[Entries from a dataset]
---+---

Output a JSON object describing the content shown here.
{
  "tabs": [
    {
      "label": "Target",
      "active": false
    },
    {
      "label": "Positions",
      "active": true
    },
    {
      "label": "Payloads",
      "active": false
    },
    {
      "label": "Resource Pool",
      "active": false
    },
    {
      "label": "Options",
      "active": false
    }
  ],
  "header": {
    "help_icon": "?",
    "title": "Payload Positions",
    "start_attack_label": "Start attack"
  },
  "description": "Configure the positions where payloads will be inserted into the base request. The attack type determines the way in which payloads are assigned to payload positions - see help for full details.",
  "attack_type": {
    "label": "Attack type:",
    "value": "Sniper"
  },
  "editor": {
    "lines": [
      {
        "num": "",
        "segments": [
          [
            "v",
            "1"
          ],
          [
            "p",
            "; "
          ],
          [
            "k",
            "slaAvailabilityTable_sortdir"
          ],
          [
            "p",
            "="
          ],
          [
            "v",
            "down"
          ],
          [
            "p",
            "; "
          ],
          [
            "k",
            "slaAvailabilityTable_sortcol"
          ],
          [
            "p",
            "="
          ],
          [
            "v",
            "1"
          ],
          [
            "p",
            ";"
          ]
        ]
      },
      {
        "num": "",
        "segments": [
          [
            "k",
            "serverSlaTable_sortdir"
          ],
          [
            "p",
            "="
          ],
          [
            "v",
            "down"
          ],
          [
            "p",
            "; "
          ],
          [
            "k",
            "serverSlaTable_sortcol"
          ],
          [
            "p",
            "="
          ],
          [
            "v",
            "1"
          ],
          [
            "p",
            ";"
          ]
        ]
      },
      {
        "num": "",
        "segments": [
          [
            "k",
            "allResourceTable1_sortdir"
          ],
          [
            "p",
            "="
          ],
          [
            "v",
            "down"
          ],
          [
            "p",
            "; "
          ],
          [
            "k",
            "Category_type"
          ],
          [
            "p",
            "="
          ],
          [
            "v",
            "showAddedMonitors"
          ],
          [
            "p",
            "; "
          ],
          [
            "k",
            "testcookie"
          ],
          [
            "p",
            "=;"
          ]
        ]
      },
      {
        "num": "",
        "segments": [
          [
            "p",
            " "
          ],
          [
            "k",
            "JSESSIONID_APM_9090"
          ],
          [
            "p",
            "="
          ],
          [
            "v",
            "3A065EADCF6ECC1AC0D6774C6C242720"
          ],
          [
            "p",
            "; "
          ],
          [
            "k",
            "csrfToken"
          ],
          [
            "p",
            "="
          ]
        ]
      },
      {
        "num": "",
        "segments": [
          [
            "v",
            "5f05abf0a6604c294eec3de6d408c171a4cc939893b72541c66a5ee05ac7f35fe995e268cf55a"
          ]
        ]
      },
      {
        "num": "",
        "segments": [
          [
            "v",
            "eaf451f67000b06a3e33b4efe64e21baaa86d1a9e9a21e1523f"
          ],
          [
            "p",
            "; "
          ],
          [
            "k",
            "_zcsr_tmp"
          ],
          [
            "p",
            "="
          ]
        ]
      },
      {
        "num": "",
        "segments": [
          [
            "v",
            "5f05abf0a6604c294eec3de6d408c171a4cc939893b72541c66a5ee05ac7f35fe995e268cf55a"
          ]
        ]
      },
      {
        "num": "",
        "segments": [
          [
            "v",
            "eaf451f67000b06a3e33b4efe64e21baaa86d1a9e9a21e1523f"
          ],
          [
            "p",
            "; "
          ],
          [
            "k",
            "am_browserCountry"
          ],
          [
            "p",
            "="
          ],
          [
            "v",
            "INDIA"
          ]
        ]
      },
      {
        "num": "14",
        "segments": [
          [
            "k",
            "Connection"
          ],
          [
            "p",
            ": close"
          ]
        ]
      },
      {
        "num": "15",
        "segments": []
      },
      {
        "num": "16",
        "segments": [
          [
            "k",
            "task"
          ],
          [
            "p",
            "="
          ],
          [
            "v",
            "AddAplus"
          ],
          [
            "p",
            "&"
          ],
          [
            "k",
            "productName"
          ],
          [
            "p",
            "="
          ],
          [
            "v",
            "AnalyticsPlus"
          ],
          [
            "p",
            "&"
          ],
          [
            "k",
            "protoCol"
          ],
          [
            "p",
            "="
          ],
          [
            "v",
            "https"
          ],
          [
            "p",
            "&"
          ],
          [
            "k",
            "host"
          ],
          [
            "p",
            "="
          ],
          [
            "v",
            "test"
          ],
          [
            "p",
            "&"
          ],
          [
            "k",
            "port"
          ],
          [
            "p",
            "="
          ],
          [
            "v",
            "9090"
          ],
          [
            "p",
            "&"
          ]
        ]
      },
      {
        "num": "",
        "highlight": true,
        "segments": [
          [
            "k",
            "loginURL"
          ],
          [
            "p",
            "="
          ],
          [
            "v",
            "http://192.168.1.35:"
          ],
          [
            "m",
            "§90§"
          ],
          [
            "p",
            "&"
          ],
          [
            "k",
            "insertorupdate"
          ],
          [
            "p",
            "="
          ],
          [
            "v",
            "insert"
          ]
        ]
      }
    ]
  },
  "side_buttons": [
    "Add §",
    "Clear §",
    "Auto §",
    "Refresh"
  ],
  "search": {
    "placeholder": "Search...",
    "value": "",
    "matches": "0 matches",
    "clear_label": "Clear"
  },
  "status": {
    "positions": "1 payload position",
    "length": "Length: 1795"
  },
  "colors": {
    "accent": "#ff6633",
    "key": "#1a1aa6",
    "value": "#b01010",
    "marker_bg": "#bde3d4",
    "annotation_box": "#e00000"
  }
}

---+---

TASK GOAL
Write every entry out again exactly.

RESPONSE TO THIS TASK
Output a JSON object describing the content shown here.
{
  "tabs": [
    {
      "label": "Target",
      "active": false
    },
    {
      "label": "Positions",
      "active": true
    },
    {
      "label": "Payloads",
      "active": false
    },
    {
      "label": "Resource Pool",
      "active": false
    },
    {
      "label": "Options",
      "active": false
    }
  ],
  "header": {
    "help_icon": "?",
    "title": "Payload Positions",
    "start_attack_label": "Start attack"
  },
  "description": "Configure the positions where payloads will be inserted into the base request. The attack type determines the way in which payloads are assigned to payload positions - see help for full details.",
  "attack_type": {
    "label": "Attack type:",
    "value": "Sniper"
  },
  "editor": {
    "lines": [
      {
        "num": "",
        "segments": [
          [
            "v",
            "1"
          ],
          [
            "p",
            "; "
          ],
          [
            "k",
            "slaAvailabilityTable_sortdir"
          ],
          [
            "p",
            "="
          ],
          [
            "v",
            "down"
          ],
          [
            "p",
            "; "
          ],
          [
            "k",
            "slaAvailabilityTable_sortcol"
          ],
          [
            "p",
            "="
          ],
          [
            "v",
            "1"
          ],
          [
            "p",
            ";"
          ]
        ]
      },
      {
        "num": "",
        "segments": [
          [
            "k",
            "serverSlaTable_sortdir"
          ],
          [
            "p",
            "="
          ],
          [
            "v",
            "down"
          ],
          [
            "p",
            "; "
          ],
          [
            "k",
            "serverSlaTable_sortcol"
          ],
          [
            "p",
            "="
          ],
          [
            "v",
            "1"
          ],
          [
            "p",
            ";"
          ]
        ]
      },
      {
        "num": "",
        "segments": [
          [
            "k",
            "allResourceTable1_sortdir"
          ],
          [
            "p",
            "="
          ],
          [
            "v",
            "down"
          ],
          [
            "p",
            "; "
          ],
          [
            "k",
            "Category_type"
          ],
          [
            "p",
            "="
          ],
          [
            "v",
            "showAddedMonitors"
          ],
          [
            "p",
            "; "
          ],
          [
            "k",
            "testcookie"
          ],
          [
            "p",
            "=;"
          ]
        ]
      },
      {
        "num": "",
        "segments": [
          [
            "p",
            " "
          ],
          [
            "k",
            "JSESSIONID_APM_9090"
          ],
          [
            "p",
            "="
          ],
          [
            "v",
            "3A065EADCF6ECC1AC0D6774C6C242720"
          ],
          [
            "p",
            "; "
          ],
          [
            "k",
            "csrfToken"
          ],
          [
            "p",
            "="
          ]
        ]
      },
      {
        "num": "",
        "segments": [
          [
            "v",
            "5f05abf0a6604c294eec3de6d408c171a4cc939893b72541c66a5ee05ac7f35fe995e268cf55a"
          ]
        ]
      },
      {
        "num": "",
        "segments": [
          [
            "v",
            "eaf451f67000b06a3e33b4efe64e21baaa86d1a9e9a21e1523f"
          ],
          [
            "p",
            "; "
          ],
          [
            "k",
            "_zcsr_tmp"
          ],
          [
            "p",
            "="
          ]
        ]
      },
      {
        "num": "",
        "segments": [
          [
            "v",
            "5f05abf0a6604c294eec3de6d408c171a4cc939893b72541c66a5ee05ac7f35fe995e268cf55a"
          ]
        ]
      },
      {
        "num": "",
        "segments": [
          [
            "v",
            "eaf451f67000b06a3e33b4efe64e21baaa86d1a9e9a21e1523f"
          ],
          [
            "p",
            "; "
          ],
          [
            "k",
            "am_browserCountry"
          ],
          [
            "p",
            "="
          ],
          [
            "v",
            "INDIA"
          ]
        ]
      },
      {
        "num": "14",
        "segments": [
          [
            "k",
            "Connection"
          ],
          [
            "p",
            ": close"
          ]
        ]
      },
      {
        "num": "15",
        "segments": []
      },
      {
        "num": "16",
        "segments": [
          [
            "k",
            "task"
          ],
          [
            "p",
            "="
          ],
          [
            "v",
            "AddAplus"
          ],
          [
            "p",
            "&"
          ],
          [
            "k",
            "productName"
          ],
          [
            "p",
            "="
          ],
          [
            "v",
            "AnalyticsPlus"
          ],
          [
            "p",
            "&"
          ],
          [
            "k",
            "protoCol"
          ],
          [
            "p",
            "="
          ],
          [
            "v",
            "https"
          ],
          [
            "p",
            "&"
          ],
          [
            "k",
            "host"
          ],
          [
            "p",
            "="
          ],
          [
            "v",
            "test"
          ],
          [
            "p",
            "&"
          ],
          [
            "k",
            "port"
          ],
          [
            "p",
            "="
          ],
          [
            "v",
            "9090"
          ],
          [
            "p",
            "&"
          ]
        ]
      },
      {
        "num": "",
        "highlight": true,
        "segments": [
          [
            "k",
            "loginURL"
          ],
          [
            "p",
            "="
          ],
          [
            "v",
            "http://192.168.1.35:"
          ],
          [
            "m",
            "§90§"
          ],
          [
            "p",
            "&"
          ],
          [
            "k",
            "insertorupdate"
          ],
          [
            "p",
            "="
          ],
          [
            "v",
            "insert"
          ]
        ]
      }
    ]
  },
  "side_buttons": [
    "Add §",
    "Clear §",
    "Auto §",
    "Refresh"
  ],
  "search": {
    "placeholder": "Search...",
    "value": "",
    "matches": "0 matches",
    "clear_label": "Clear"
  },
  "status": {
    "positions": "1 payload position",
    "length": "Length: 1795"
  },
  "colors": {
    "accent": "#ff6633",
    "key": "#1a1aa6",
    "value": "#b01010",
    "marker_bg": "#bde3d4",
    "annotation_box": "#e00000"
  }
}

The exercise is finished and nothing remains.